● **OBJECTIVE**
Which lines hold the word "revoked"? Copy each one.

● **DATA**

****

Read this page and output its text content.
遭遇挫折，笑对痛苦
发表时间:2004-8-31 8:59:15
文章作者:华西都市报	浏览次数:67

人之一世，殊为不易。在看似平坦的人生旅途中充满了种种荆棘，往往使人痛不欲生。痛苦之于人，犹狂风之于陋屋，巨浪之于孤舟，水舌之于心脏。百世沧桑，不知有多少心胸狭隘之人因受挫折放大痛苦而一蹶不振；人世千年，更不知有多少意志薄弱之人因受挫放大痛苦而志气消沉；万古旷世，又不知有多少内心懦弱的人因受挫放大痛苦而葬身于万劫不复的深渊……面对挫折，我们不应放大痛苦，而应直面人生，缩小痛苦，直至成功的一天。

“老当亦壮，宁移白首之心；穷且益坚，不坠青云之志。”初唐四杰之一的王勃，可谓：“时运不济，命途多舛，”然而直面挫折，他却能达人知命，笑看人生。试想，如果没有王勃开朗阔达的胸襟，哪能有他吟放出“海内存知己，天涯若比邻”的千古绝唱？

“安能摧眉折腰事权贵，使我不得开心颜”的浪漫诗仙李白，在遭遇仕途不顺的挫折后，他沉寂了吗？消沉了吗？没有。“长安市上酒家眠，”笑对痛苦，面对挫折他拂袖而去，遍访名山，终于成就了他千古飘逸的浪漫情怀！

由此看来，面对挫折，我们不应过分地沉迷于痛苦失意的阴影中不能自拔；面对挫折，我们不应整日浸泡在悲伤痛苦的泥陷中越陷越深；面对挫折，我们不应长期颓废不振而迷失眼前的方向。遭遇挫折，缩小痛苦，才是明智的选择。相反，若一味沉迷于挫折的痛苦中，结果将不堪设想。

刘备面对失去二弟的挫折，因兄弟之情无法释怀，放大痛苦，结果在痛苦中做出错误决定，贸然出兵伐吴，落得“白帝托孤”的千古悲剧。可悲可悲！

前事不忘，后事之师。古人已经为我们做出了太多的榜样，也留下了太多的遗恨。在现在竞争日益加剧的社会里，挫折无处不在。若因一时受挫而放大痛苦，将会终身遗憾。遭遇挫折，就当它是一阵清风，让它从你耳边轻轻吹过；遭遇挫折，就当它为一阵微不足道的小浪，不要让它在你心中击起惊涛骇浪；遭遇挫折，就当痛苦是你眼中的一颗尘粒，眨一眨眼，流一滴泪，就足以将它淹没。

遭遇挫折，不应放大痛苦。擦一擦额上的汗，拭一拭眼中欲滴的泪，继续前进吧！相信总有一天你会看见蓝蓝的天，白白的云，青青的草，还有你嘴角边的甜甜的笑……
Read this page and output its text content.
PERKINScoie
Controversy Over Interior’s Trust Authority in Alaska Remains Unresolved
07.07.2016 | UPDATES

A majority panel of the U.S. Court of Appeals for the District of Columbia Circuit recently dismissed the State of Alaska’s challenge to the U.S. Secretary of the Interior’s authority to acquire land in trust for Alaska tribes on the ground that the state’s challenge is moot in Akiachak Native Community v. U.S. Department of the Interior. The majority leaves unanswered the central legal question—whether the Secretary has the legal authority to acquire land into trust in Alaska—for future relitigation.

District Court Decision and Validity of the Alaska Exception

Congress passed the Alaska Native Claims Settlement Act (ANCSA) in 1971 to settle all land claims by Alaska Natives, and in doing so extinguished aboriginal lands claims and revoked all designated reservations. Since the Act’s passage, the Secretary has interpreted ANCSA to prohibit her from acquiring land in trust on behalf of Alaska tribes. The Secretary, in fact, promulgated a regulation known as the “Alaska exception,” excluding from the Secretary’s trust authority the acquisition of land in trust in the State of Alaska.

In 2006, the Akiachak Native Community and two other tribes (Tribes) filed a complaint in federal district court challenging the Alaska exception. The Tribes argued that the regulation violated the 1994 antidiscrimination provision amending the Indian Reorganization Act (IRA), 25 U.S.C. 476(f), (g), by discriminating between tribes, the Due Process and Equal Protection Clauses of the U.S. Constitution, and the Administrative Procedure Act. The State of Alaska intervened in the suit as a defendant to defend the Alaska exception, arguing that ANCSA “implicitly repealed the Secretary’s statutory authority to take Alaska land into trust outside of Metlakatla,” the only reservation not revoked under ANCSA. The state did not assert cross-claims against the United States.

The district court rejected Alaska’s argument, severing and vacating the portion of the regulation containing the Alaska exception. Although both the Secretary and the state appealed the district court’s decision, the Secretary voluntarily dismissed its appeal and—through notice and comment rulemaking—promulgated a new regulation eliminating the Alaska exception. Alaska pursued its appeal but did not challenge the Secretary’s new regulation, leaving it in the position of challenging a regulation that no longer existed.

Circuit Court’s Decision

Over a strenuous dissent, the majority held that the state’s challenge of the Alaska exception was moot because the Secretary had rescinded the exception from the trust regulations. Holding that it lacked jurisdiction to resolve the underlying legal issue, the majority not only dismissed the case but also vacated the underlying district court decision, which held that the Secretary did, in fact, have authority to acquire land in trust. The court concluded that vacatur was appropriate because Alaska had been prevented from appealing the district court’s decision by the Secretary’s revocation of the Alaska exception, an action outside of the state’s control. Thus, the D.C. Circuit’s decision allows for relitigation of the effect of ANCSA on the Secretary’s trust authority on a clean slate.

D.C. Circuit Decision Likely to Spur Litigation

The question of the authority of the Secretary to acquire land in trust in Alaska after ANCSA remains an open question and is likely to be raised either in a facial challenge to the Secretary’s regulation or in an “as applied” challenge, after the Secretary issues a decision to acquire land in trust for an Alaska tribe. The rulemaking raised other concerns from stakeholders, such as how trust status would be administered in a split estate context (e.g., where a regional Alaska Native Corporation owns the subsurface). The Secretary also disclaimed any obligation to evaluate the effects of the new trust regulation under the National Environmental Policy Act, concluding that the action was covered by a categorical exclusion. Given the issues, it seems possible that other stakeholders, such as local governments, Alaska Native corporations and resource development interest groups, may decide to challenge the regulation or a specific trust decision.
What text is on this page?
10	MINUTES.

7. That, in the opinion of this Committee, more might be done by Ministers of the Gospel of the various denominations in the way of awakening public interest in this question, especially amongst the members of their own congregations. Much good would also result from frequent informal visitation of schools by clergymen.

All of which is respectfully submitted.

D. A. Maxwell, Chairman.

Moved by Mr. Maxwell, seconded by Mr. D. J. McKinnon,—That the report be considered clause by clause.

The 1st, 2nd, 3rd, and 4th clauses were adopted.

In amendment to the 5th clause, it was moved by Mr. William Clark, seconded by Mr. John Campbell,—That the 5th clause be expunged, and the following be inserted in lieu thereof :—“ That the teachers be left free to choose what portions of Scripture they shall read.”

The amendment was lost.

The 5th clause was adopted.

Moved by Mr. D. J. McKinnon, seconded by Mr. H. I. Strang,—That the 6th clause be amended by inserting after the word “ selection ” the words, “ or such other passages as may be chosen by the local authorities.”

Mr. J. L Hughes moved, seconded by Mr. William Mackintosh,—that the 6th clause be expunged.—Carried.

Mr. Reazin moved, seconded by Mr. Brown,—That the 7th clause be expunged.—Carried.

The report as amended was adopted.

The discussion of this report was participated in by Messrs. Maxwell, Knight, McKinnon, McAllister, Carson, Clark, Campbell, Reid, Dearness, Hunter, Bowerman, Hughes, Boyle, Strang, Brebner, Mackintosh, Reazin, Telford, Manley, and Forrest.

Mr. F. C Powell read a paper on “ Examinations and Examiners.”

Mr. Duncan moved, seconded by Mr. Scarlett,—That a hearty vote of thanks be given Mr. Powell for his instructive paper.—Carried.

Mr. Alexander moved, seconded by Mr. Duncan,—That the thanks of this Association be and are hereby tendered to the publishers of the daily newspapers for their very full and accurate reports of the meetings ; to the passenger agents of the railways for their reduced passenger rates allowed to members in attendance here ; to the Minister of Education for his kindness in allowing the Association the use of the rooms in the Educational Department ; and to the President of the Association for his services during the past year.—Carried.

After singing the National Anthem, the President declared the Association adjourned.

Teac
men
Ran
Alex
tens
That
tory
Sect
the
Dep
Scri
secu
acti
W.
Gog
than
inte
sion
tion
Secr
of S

****

● **RESULT OF THE EXERCISE**
Congress passed the Alaska Native Claims Settlement Act (ANCSA) in 1971 to settle all land claims by Alaska Natives, and in doing so extinguished aboriginal lands claims and revoked all designated reservations. Since the Act’s passage, the Secretary has interpreted ANCSA to prohibit her from acquiring land in trust on behalf of Alaska tribes. The Secretary, in fact, promulgated a regulation known as the “Alaska exception,” excluding from the Secretary’s trust authority the acquisition of land in trust in the State of Alaska.
In 2006, the Akiachak Native Community and two other tribes (Tribes) filed a complaint in federal district court challenging the Alaska exception. The Tribes argued that the regulation violated the 1994 antidiscrimination provision amending the Indian Reorganization Act (IRA), 25 U.S.C. 476(f), (g), by discriminating between tribes, the Due Process and Equal Protection Clauses of the U.S. Constitution, and the Administrative Procedure Act. The State of Alaska intervened in the suit as a defendant to defend the Alaska exception, arguing that ANCSA “implicitly repealed the Secretary’s statutory authority to take Alaska land into trust outside of Metlakatla,” the only reservation not revoked under ANCSA. The state did not assert cross-claims against the United States.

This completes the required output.